| EXERCISE PROMPT |
Transcribe the passage of the text on the unconscious that opens with the words containing "The unconscious is a state" and closes with "of the known-known and the unknown-unknown.".

| TEXT |
The unconscious is a state of thought, I thought. What's the difference between a state and a process? Something can be in a state of process, becoming, or change. Therefore, the unconscious is a connecting link through which the stuff of the unconscious has to travel to get from one state to another.
The unconscious can be proposed as the known-unknown and unknown-known, between the known-known and the unknown-unknown. The known-known is conscious awareness, and the unknown-unknown is something entirely other; the spirit world, for instance. This mixed state of the known-unknown and unknown-known is a state or process between the unified states of the known-known and the unknown-unknown.
The mixed state is agitated and energetic, seeking resolution into a (seemingly) unified state. The unknown-known is in a state of stepping down to the unknown-unknown and the known-unknown is in a state of stepping up into the known-known. This is a gross oversimplification, but useful.
Page 236
The less we understand of what our fathers and forefathers sought, the less we understand ourselves, and thus we help with all we ought to rob the individual of his roots and his guiding instincts, so that he becomes a particle in the mass, ruled only by what Nietzsche called the spirit of grace.
Page 255
What nature leaves imperfect, the art perfects, say the alchemists. Man, I, in an invisible act of creation, put the stamp of perfection on the world by giving it objective existence.
Remarks
Sounds like something a scientist would say, I object. Instead, Man, I, in an invisible act of creation, put the stamp of perfection of the world by giving it conscious experience.
Page 291
My life as I lived it had often seemed to me like a story that has no beginning and no end.
Remarks
Beginnings and endings are human inventions. Jung also seems to have lived in a way that resisted a continuum-centric existence and sat with a deep recognition of eternal recurrence.
He could be thinking of those two great uncertainties: How did we come to this life, and what comes afterward? These two questions, bookending our conscious experience, give rise to many of the existential anxieties and depressions we've collectively experienced.
To examine these questions without the dogmatic coloring of a rigid belief system is to disband much of its power to provide answers beyond the knowable. One must then come to them on their own. To brave these uncertainties as they are is to see life as a story with no end and no beginning. To successfully bear these uncertainties, one must find a meaning in life satisfying enough to one's mind.
We are lucky to have some insights into what could be, but in our rationalist and post-rationalist world, the certainty humanity once had is not so attainable. On one hand, this is a great robbery of the rational system. On the other, it gives us power and autonomy. Like eating from the tree of knowledge of good and evil, to gain knowledge is power, but maintaining the knowledge is rife with "weeping" (depression) and "gnashing of teeth" (anxiety).

| DATA SECTION |

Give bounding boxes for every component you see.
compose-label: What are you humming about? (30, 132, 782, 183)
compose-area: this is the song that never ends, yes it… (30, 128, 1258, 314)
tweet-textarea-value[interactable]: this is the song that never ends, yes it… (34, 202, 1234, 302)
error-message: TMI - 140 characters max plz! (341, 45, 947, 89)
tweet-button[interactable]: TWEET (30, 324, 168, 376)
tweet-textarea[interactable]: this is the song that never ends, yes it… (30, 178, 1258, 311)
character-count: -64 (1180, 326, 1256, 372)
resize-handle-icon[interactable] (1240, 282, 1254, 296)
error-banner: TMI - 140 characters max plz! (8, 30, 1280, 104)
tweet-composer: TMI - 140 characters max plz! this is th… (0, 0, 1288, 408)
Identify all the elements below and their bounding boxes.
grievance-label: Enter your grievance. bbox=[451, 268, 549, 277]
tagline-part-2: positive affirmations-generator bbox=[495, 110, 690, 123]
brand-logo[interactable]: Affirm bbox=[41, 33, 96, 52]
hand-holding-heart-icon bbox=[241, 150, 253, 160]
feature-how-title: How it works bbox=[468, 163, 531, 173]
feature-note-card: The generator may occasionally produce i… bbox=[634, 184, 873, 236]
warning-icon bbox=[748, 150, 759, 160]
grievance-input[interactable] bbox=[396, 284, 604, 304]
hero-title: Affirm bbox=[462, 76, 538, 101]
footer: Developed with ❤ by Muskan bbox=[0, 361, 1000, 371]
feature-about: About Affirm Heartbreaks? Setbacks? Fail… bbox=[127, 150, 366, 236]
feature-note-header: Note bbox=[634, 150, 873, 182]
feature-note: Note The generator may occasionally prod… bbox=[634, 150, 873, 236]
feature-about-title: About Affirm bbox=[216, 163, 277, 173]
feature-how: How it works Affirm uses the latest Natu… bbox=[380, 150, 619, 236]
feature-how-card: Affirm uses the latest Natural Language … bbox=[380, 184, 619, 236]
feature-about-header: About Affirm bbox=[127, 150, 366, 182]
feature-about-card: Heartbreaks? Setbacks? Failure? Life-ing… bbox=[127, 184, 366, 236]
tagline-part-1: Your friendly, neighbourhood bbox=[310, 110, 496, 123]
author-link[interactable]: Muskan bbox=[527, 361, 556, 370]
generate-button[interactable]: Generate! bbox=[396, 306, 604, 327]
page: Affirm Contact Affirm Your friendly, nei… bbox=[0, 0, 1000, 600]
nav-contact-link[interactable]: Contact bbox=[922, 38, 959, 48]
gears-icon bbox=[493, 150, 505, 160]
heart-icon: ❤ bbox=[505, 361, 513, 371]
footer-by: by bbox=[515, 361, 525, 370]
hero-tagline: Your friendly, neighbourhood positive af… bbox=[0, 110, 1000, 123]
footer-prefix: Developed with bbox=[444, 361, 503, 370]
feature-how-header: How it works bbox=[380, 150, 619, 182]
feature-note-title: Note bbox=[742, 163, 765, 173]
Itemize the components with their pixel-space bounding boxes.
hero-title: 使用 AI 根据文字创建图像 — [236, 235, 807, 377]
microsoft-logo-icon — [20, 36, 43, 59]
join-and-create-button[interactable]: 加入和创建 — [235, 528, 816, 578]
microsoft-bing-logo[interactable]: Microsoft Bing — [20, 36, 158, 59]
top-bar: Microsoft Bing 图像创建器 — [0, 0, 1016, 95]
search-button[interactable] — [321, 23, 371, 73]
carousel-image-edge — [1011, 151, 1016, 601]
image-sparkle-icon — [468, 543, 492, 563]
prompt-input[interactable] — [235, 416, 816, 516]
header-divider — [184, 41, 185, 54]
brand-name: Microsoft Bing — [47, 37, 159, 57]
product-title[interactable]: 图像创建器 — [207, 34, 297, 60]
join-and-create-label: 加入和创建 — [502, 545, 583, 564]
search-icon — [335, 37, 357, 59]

| SOLUTION |
The unconscious is a state of thought, I thought. What's the difference between a state and a process? Something can be in a state of process, becoming, or change. Therefore, the unconscious is a connecting link through which the stuff of the unconscious has to travel to get from one state to another.
The unconscious can be proposed as the known-unknown and unknown-known, between the known-known and the unknown-unknown. The known-known is conscious awareness, and the unknown-unknown is something entirely other; the spirit world, for instance. This mixed state of the known-unknown and unknown-known is a state or process between the unified states of the known-known and the unknown-unknown.